* GIVEN REQUEST:
Reproduce every line of the listing below word for word, with nothing added, dropped, or changed.

* TASK INPUT:
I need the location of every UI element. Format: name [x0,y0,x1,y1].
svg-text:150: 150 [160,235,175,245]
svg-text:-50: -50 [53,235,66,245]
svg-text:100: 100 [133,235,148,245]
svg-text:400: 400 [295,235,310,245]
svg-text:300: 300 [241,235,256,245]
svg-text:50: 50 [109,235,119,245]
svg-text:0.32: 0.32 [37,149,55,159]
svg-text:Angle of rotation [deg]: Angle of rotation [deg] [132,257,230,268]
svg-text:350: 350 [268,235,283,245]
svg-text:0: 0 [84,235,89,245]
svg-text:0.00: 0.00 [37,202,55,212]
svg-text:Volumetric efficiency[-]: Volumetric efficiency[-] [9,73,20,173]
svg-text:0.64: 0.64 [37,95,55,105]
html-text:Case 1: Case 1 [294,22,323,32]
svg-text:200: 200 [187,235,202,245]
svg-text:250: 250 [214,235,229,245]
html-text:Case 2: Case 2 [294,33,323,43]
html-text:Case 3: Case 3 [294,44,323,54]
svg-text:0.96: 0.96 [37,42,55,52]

* SOLUTION TO THIS EXERCISE:
I need the location of every UI element. Format: name [x0,y0,x1,y1].
svg-text:150: 150 [160,235,175,245]
svg-text:-50: -50 [53,235,66,245]
svg-text:100: 100 [133,235,148,245]
svg-text:400: 400 [295,235,310,245]
svg-text:300: 300 [241,235,256,245]
svg-text:50: 50 [109,235,119,245]
svg-text:0.32: 0.32 [37,149,55,159]
svg-text:Angle of rotation [deg]: Angle of rotation [deg] [132,257,230,268]
svg-text:350: 350 [268,235,283,245]
svg-text:0: 0 [84,235,89,245]
svg-text:0.00: 0.00 [37,202,55,212]
svg-text:Volumetric efficiency[-]: Volumetric efficiency[-] [9,73,20,173]
svg-text:0.64: 0.64 [37,95,55,105]
html-text:Case 1: Case 1 [294,22,323,32]
svg-text:200: 200 [187,235,202,245]
svg-text:250: 250 [214,235,229,245]
html-text:Case 2: Case 2 [294,33,323,43]
html-text:Case 3: Case 3 [294,44,323,54]
svg-text:0.96: 0.96 [37,42,55,52]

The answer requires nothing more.